**Written task:** Below are some records. How many of their lines contain the string "Group"? Give the number only.

**Records for this task:**
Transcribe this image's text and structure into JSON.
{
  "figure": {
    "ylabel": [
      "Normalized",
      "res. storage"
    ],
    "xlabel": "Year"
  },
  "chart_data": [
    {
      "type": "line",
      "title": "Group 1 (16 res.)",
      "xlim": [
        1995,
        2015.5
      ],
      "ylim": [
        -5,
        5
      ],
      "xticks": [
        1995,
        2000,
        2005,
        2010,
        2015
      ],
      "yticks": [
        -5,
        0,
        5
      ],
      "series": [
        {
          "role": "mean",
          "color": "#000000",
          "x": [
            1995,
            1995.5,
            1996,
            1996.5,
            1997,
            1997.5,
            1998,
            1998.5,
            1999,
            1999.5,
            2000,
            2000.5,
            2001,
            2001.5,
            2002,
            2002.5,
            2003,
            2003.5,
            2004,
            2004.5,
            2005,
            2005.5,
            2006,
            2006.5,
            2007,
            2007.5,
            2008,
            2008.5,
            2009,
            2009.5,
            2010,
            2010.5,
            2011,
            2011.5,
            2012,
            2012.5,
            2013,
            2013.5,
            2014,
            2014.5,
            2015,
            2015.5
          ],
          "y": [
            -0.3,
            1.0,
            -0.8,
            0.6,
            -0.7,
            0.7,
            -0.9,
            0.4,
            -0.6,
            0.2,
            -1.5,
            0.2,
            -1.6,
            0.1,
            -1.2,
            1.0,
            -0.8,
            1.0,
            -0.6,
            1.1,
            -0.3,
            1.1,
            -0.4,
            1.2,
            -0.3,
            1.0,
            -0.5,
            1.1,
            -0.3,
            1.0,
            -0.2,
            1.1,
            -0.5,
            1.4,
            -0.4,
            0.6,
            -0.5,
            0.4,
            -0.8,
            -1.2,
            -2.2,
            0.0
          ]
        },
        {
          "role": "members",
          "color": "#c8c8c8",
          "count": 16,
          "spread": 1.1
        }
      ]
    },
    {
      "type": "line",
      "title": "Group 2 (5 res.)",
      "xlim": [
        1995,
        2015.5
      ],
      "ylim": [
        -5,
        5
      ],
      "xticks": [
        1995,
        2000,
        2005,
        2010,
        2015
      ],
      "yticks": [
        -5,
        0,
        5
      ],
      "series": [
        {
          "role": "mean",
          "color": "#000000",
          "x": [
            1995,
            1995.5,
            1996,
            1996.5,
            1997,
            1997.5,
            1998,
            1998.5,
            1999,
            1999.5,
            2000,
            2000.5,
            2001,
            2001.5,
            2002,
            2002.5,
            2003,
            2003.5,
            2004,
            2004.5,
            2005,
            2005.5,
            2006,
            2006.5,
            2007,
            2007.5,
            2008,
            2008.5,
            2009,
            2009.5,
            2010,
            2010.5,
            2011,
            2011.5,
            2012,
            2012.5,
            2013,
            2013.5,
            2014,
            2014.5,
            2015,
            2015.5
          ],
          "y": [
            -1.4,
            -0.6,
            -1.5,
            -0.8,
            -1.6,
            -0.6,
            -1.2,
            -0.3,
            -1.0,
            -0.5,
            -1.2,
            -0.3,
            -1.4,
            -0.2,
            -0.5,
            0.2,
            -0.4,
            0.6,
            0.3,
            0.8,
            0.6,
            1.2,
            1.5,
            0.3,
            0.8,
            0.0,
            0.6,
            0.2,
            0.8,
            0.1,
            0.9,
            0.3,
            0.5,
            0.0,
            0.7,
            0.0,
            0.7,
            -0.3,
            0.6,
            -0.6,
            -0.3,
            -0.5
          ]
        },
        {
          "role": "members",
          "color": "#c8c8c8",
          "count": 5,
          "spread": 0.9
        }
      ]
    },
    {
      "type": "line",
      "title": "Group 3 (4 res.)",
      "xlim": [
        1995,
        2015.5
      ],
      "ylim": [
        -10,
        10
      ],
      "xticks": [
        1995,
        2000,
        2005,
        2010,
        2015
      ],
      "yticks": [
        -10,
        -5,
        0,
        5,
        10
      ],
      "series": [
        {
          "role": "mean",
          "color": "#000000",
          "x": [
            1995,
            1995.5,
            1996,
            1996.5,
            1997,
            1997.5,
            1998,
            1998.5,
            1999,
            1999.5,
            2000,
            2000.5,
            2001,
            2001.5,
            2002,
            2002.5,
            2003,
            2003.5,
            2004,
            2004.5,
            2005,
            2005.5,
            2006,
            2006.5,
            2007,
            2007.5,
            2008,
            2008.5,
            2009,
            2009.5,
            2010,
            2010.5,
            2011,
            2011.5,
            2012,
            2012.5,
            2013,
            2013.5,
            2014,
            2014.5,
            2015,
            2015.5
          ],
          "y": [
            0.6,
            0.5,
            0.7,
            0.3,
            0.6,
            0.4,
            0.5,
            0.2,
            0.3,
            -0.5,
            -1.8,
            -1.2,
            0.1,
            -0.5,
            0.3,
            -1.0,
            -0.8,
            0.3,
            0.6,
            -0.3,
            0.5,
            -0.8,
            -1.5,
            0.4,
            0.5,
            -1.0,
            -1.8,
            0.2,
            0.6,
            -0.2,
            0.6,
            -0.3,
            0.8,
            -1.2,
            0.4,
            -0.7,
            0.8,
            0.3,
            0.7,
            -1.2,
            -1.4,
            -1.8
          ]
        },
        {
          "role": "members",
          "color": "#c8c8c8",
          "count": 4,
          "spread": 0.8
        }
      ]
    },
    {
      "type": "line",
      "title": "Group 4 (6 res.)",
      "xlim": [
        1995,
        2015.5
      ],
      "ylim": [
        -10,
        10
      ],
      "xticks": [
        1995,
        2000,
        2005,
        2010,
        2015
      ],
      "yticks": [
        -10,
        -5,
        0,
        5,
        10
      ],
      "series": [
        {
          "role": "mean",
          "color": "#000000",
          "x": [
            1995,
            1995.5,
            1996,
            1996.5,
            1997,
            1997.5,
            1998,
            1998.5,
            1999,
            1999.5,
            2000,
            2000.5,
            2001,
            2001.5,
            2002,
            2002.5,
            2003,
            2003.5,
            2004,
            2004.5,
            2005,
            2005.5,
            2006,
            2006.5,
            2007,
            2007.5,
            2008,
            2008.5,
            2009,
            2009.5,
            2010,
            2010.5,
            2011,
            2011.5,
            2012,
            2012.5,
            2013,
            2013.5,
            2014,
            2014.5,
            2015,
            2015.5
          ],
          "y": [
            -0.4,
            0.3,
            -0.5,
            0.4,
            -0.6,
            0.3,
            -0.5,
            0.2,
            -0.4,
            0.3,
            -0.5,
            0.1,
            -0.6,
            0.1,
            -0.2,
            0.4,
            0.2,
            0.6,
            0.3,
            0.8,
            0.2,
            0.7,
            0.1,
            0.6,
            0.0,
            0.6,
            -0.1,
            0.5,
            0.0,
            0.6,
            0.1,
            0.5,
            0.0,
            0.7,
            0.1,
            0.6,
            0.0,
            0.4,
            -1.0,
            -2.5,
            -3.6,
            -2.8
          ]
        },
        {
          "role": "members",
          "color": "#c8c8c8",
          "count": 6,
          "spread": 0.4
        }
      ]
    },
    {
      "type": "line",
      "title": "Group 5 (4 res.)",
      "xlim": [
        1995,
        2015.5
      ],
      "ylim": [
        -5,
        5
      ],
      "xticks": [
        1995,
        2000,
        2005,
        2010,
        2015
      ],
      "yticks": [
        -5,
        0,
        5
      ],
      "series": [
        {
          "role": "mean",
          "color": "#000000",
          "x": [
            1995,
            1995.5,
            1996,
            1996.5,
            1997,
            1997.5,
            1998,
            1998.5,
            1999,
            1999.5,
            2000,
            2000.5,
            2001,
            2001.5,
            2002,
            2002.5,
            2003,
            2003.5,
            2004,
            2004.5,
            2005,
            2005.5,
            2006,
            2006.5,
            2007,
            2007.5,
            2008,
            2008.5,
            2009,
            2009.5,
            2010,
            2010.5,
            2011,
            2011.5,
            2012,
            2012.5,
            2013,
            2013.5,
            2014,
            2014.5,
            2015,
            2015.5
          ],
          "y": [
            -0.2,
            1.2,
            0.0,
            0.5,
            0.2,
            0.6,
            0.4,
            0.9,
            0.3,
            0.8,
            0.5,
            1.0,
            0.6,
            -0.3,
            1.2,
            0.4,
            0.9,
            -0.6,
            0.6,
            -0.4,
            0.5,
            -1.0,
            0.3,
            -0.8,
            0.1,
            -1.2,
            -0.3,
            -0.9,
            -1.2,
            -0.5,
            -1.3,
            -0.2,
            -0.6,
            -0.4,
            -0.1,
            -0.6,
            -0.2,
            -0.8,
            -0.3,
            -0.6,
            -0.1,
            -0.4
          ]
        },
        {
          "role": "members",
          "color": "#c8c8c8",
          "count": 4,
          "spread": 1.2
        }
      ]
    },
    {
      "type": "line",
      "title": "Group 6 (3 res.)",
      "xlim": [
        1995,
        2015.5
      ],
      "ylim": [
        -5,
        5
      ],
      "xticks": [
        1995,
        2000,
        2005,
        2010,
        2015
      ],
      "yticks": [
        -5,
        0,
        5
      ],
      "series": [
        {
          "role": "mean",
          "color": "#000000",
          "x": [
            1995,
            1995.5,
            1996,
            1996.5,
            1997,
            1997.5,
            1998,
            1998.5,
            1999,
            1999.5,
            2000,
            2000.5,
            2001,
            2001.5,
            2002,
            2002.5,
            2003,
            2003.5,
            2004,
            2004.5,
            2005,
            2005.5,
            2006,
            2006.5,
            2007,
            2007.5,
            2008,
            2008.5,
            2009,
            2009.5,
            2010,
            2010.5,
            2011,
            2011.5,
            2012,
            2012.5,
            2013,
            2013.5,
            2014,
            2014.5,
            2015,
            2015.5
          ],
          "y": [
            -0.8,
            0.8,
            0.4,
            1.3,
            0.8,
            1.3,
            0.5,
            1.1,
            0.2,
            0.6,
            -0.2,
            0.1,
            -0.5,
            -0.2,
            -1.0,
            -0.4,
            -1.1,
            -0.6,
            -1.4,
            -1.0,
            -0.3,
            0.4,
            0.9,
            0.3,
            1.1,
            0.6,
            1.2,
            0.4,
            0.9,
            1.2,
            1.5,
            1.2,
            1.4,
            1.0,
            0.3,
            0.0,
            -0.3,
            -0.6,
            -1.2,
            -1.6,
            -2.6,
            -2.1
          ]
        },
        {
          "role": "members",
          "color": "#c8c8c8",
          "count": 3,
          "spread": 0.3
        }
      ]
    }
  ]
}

**Worked solution:** 6